— BRANO DA LEGGERE —
----------

Due scienziate dell’Università di Nottingham hanno scoperto la proteina che potrebbe fermare l’invecchiamento

Giovinezza
Courtesy of©evgenyatamanenko/iStock

Alzi la mano chi, superata la soglia dei trent’anni, non si guarda allo specchio ossessionata dai segni del tempo. Rughe, macchie e perdita di tonicità mettono a rischio il proprio aspetto. Creme e sieri, sono davvero sufficienti? Una buona notizia è pronta a deliziare tutte coloro che sono solite etichettare l’invecchiamento come un nemico da combattere. A quanto pare il segreto dell’eterna giovinezza esiste. A rivelarlo è uno studio condotto dall’Università di Nottingham e pubblicato sulla rivista Aging.

Giovinezza eterna: trovata la proteina ferma tempo

A fornire delucidazioni in merito sono state Lisa Chakrabarti e Amelia Pollard, le scienziate che hanno guidato la ricerca: il duo si è concentrato sulla famiglia di proteine anidrasi carbonica che si trova all’interno dei mitocondri e che converte l’ossigeno che respiriamo in energia necessaria ad alimentare l’organismo.

----------

— SERIE DI COMPITI —
1: Riscrivi una parte del brano sulla proteina anti-invecchiamento: parti dal punto che contiene "Due scienziate dell’Università" e fermati dopo "sulla rivista Aging.". Sostituisci "scienziate" con "ricercatrici".
2: Per favore, prosegui il brano sulla proteina anti-invecchiamento scrivendo il seguito dopo l'ultima frase.
Le voci riportate più avanti provengono da una fonte diversa.

— Record contenuti in un set di dati —
----------

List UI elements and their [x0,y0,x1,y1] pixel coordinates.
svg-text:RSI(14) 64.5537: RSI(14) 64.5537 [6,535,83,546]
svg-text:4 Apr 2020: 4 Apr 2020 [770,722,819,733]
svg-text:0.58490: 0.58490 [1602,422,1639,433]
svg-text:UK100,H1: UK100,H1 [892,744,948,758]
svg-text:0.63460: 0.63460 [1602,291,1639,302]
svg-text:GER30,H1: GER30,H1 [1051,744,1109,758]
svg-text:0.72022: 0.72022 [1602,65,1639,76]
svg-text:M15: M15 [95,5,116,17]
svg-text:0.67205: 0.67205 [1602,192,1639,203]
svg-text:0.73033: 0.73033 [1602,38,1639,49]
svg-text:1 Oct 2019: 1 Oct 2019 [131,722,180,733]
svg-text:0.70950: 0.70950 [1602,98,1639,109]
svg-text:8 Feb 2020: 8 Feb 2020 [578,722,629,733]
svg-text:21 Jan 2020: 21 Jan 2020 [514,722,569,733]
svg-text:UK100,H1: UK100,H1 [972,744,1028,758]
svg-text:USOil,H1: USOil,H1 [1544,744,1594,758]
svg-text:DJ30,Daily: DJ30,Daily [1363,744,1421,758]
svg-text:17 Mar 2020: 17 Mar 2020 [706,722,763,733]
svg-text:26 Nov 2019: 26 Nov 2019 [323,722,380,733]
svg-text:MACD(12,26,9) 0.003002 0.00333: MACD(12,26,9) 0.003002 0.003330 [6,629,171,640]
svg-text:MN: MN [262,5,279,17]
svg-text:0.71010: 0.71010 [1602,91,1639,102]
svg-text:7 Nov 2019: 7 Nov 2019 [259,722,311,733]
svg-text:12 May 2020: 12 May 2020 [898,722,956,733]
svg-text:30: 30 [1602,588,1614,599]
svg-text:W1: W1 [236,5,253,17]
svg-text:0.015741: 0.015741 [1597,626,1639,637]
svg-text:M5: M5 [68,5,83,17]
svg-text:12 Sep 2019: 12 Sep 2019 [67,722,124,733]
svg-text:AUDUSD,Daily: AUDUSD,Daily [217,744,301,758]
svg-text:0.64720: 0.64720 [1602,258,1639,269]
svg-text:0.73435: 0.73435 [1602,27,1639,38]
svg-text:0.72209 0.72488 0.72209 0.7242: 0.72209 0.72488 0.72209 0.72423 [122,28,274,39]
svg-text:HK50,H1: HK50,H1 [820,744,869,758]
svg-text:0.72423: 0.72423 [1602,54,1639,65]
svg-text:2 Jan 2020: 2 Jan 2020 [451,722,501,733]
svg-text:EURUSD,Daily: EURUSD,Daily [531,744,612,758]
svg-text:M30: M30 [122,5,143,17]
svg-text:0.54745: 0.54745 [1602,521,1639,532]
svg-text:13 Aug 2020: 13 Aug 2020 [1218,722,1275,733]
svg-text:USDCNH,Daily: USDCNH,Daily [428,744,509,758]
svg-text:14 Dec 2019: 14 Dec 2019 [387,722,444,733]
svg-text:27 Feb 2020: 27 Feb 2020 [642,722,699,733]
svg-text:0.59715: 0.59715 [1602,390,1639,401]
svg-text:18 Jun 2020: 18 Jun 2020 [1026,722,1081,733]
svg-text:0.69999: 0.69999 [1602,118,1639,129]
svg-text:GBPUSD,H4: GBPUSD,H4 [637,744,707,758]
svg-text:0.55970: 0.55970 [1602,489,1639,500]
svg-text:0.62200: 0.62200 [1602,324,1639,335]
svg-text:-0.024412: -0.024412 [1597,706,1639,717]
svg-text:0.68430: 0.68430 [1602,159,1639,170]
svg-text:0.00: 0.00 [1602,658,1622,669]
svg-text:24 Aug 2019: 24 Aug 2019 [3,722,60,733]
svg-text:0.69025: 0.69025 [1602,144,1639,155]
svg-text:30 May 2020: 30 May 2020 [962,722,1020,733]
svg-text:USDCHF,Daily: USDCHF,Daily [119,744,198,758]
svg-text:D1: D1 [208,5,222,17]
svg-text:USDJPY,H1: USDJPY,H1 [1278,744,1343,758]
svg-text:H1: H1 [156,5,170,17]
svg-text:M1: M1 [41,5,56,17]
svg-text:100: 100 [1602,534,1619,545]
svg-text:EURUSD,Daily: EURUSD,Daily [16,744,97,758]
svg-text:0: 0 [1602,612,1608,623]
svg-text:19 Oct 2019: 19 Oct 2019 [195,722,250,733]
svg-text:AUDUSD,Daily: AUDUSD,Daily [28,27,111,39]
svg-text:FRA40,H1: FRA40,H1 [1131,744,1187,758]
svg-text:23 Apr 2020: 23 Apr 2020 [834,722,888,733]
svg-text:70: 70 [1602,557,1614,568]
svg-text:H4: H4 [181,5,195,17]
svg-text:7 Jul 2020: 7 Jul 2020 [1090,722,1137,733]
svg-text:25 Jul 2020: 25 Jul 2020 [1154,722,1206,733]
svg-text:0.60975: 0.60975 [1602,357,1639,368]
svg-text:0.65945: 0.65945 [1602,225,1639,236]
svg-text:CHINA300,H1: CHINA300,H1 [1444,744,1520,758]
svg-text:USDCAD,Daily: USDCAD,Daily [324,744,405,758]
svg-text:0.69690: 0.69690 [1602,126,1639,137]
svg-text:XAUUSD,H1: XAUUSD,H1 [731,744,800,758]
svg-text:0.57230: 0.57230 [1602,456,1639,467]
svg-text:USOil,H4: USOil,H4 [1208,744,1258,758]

----------

— LE TUE RISPOSTE —
1:
Due ricercatrici dell’Università di Nottingham hanno scoperto la proteina che potrebbe fermare l’invecchiamento

Giovinezza
Courtesy of©evgenyatamanenko/iStock

Alzi la mano chi, superata la soglia dei trent’anni, non si guarda allo specchio ossessionata dai segni del tempo. Rughe, macchie e perdita di tonicità mettono a rischio il proprio aspetto. Creme e sieri, sono davvero sufficienti? Una buona notizia è pronta a deliziare tutte coloro che sono solite etichettare l’invecchiamento come un nemico da combattere. A quanto pare il segreto dell’eterna giovinezza esiste. A rivelarlo è uno studio condotto dall’Università di Nottingham e pubblicato sulla rivista Aging.

2:
Dopo anni di studi è emerso che queste proteine potrebbero avere un ruolo fondamentale nell’invecchiamento cellulare e, per avvalorare la tesi, il team di scienziati ha utilizzato un processo chiamato elettroforesi bidimensionale, ovvero una tecnica elettroforetica utilizzata nel campo della proteomica per separare miscele proteiche complesse.

La soluzione blocca-invecchiamento

Separando tutte le proteine che si trovano nei mitocondri delle cellule cerebrali di cervelli animali giovani e meno giovani, è emerso che la quantità di anidrasi carbonica è maggiore nei cervelli più anziani.

Lo step successivo ha portato le studiose ad osservare l’effetto della proteina sui vermi nematodi. Cosa hanno scoperto? Ebbene sì, somministrando la proteina, la loro vita si accorciava.

Se i risultati dello studio venissero confermati, si potrebbe arrivare a produrre nuovi farmaci in grado di rallentare l’invecchiamento cellulare del nostro organismo. Non è tutto. La ricerca va avanti nella speranza di riuscire a identificare i composti chimici che possano orientare le proteine in questione. Sarebbe così possibile contrastare l’avanzata di malattie neurodegenerative come l’Alzheimer e il Parkinson.